— BEGIN EXERCISE DATA —

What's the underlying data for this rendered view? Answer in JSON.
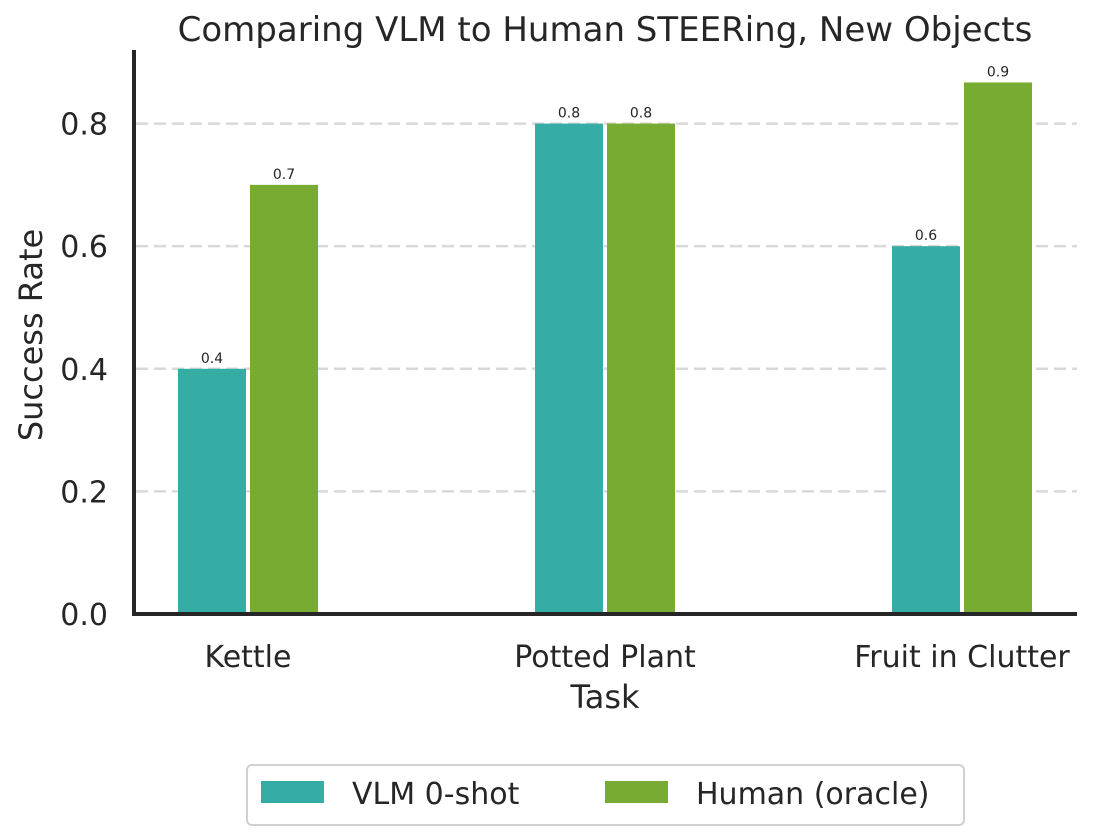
{
  "chart_data": {
    "type": "bar",
    "title": "Comparing VLM to Human STEERing, New Objects",
    "xlabel": "Task",
    "ylabel": "Success Rate",
    "categories": [
      "Kettle",
      "Potted Plant",
      "Fruit in Clutter"
    ],
    "series": [
      {
        "name": "VLM 0-shot",
        "color": "#36ada4",
        "values": [
          0.4,
          0.8,
          0.6
        ],
        "labels": [
          "0.4",
          "0.8",
          "0.6"
        ]
      },
      {
        "name": "Human (oracle)",
        "color": "#77ab31",
        "values": [
          0.7,
          0.8,
          0.867
        ],
        "labels": [
          "0.7",
          "0.8",
          "0.9"
        ]
      }
    ],
    "ylim": [
      0,
      0.92
    ],
    "yticks": [
      "0.0",
      "0.2",
      "0.4",
      "0.6",
      "0.8"
    ],
    "grid": true,
    "legend_position": "bottom-center"
  }
}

— END EXERCISE DATA —

* _STATED TASK_
Except for the pictures, copy every line of the records above exactly.

* _EXERCISE ANSWER_
What's the underlying data for this rendered view? Answer in JSON.
{
  "chart_data": {
    "type": "bar",
    "title": "Comparing VLM to Human STEERing, New Objects",
    "xlabel": "Task",
    "ylabel": "Success Rate",
    "categories": [
      "Kettle",
      "Potted Plant",
      "Fruit in Clutter"
    ],
    "series": [
      {
        "name": "VLM 0-shot",
        "color": "#36ada4",
        "values": [
          0.4,
          0.8,
          0.6
        ],
        "labels": [
          "0.4",
          "0.8",
          "0.6"
        ]
      },
      {
        "name": "Human (oracle)",
        "color": "#77ab31",
        "values": [
          0.7,
          0.8,
          0.867
        ],
        "labels": [
          "0.7",
          "0.8",
          "0.9"
        ]
      }
    ],
    "ylim": [
      0,
      0.92
    ],
    "yticks": [
      "0.0",
      "0.2",
      "0.4",
      "0.6",
      "0.8"
    ],
    "grid": true,
    "legend_position": "bottom-center"
  }
}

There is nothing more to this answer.